(Items listed in a dataset)
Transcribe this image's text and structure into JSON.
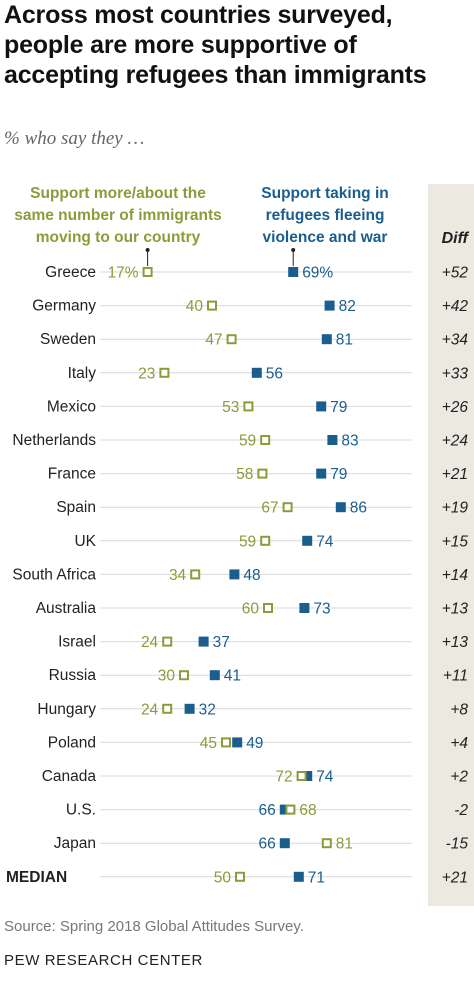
{
  "title": "Across most countries surveyed,\npeople are more supportive of\naccepting refugees than immigrants",
  "subtitle": "% who say they …",
  "source": "Source: Spring 2018 Global Attitudes Survey.",
  "footer": "PEW RESEARCH CENTER",
  "colors": {
    "immigrants": "#8f9a3a",
    "refugees": "#1a5e8e",
    "diff_panel": "#ece9e0",
    "line": "#d9d9d9"
  },
  "chart_data": {
    "type": "dot",
    "diff_header": "Diff",
    "series": [
      {
        "name": "Support more/about the same number of immigrants moving to our country",
        "marker": "hollow-square",
        "color": "#8f9a3a",
        "values": [
          17,
          40,
          47,
          23,
          53,
          59,
          58,
          67,
          59,
          34,
          60,
          24,
          30,
          24,
          45,
          72,
          68,
          81,
          50
        ]
      },
      {
        "name": "Support taking in refugees fleeing violence and war",
        "marker": "filled-square",
        "color": "#1a5e8e",
        "values": [
          69,
          82,
          81,
          56,
          79,
          83,
          79,
          86,
          74,
          48,
          73,
          37,
          41,
          32,
          49,
          74,
          66,
          66,
          71
        ]
      }
    ],
    "legend_left": "Support more/about the same number of immigrants moving to our country",
    "legend_right": "Support taking in refugees fleeing violence and war",
    "categories": [
      "Greece",
      "Germany",
      "Sweden",
      "Italy",
      "Mexico",
      "Netherlands",
      "France",
      "Spain",
      "UK",
      "South Africa",
      "Australia",
      "Israel",
      "Russia",
      "Hungary",
      "Poland",
      "Canada",
      "U.S.",
      "Japan",
      "MEDIAN"
    ],
    "labels_immigrants": [
      "17%",
      "40",
      "47",
      "23",
      "53",
      "59",
      "58",
      "67",
      "59",
      "34",
      "60",
      "24",
      "30",
      "24",
      "45",
      "72",
      "68",
      "81",
      "50"
    ],
    "labels_refugees": [
      "69%",
      "82",
      "81",
      "56",
      "79",
      "83",
      "79",
      "86",
      "74",
      "48",
      "73",
      "37",
      "41",
      "32",
      "49",
      "74",
      "66",
      "66",
      "71"
    ],
    "diff": [
      "+52",
      "+42",
      "+34",
      "+33",
      "+26",
      "+24",
      "+21",
      "+19",
      "+15",
      "+14",
      "+13",
      "+13",
      "+11",
      "+8",
      "+4",
      "+2",
      "-2",
      "-15",
      "+21"
    ],
    "xlim": [
      0,
      100
    ]
  }
}
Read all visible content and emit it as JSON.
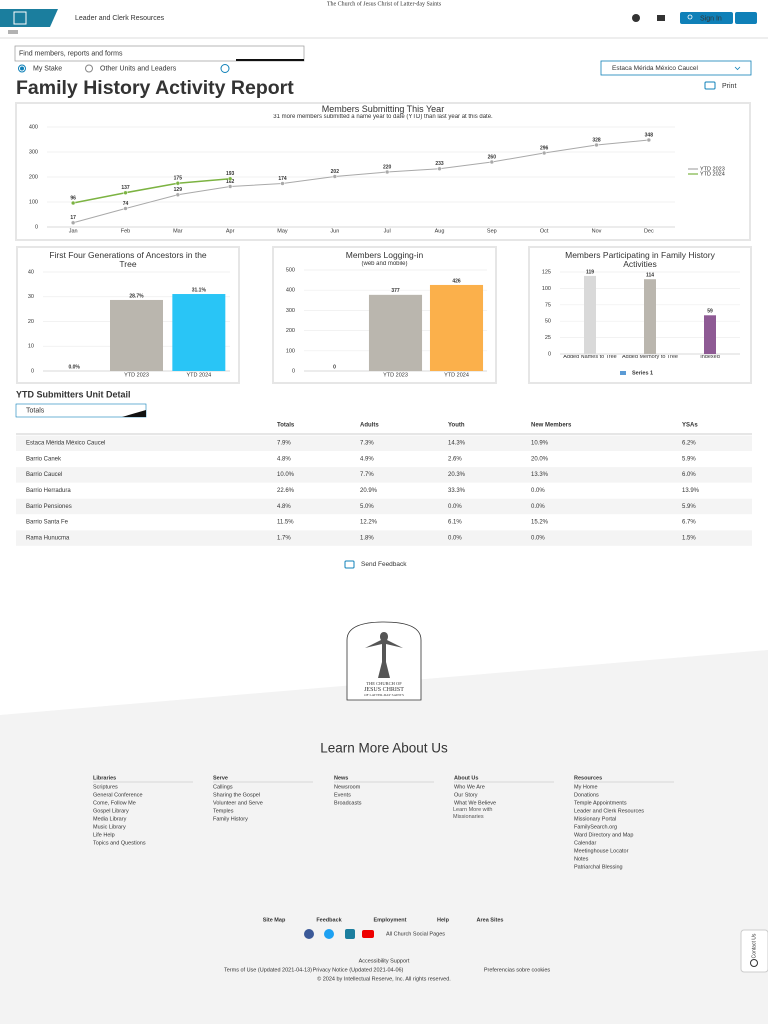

## Set exercise
Write out the material above again, word for word, minus its pictures.

## Output for this exercise
Transcribe this image's text and structure into JSON.
{
  "title": "Across most countries surveyed,\npeople are more supportive of\naccepting refugees than immigrants",
  "subtitle": "% who say they …",
  "source": "Source: Spring 2018 Global Attitudes Survey.",
  "footer": "PEW RESEARCH CENTER",
  "colors": {
    "immigrants": "#8f9a3a",
    "refugees": "#1a5e8e",
    "diff_panel": "#ece9e0",
    "line": "#d9d9d9"
  },
  "chart_data": {
    "type": "dot",
    "diff_header": "Diff",
    "series": [
      {
        "name": "Support more/about the same number of immigrants moving to our country",
        "marker": "hollow-square",
        "color": "#8f9a3a",
        "values": [
          17,
          40,
          47,
          23,
          53,
          59,
          58,
          67,
          59,
          34,
          60,
          24,
          30,
          24,
          45,
          72,
          68,
          81,
          50
        ]
      },
      {
        "name": "Support taking in refugees fleeing violence and war",
        "marker": "filled-square",
        "color": "#1a5e8e",
        "values": [
          69,
          82,
          81,
          56,
          79,
          83,
          79,
          86,
          74,
          48,
          73,
          37,
          41,
          32,
          49,
          74,
          66,
          66,
          71
        ]
      }
    ],
    "legend_left": "Support more/about the same number of immigrants moving to our country",
    "legend_right": "Support taking in refugees fleeing violence and war",
    "categories": [
      "Greece",
      "Germany",
      "Sweden",
      "Italy",
      "Mexico",
      "Netherlands",
      "France",
      "Spain",
      "UK",
      "South Africa",
      "Australia",
      "Israel",
      "Russia",
      "Hungary",
      "Poland",
      "Canada",
      "U.S.",
      "Japan",
      "MEDIAN"
    ],
    "labels_immigrants": [
      "17%",
      "40",
      "47",
      "23",
      "53",
      "59",
      "58",
      "67",
      "59",
      "34",
      "60",
      "24",
      "30",
      "24",
      "45",
      "72",
      "68",
      "81",
      "50"
    ],
    "labels_refugees": [
      "69%",
      "82",
      "81",
      "56",
      "79",
      "83",
      "79",
      "86",
      "74",
      "48",
      "73",
      "37",
      "41",
      "32",
      "49",
      "74",
      "66",
      "66",
      "71"
    ],
    "diff": [
      "+52",
      "+42",
      "+34",
      "+33",
      "+26",
      "+24",
      "+21",
      "+19",
      "+15",
      "+14",
      "+13",
      "+13",
      "+11",
      "+8",
      "+4",
      "+2",
      "-2",
      "-15",
      "+21"
    ],
    "xlim": [
      0,
      100
    ]
  }
}
Read all visible content and emit it as JSON.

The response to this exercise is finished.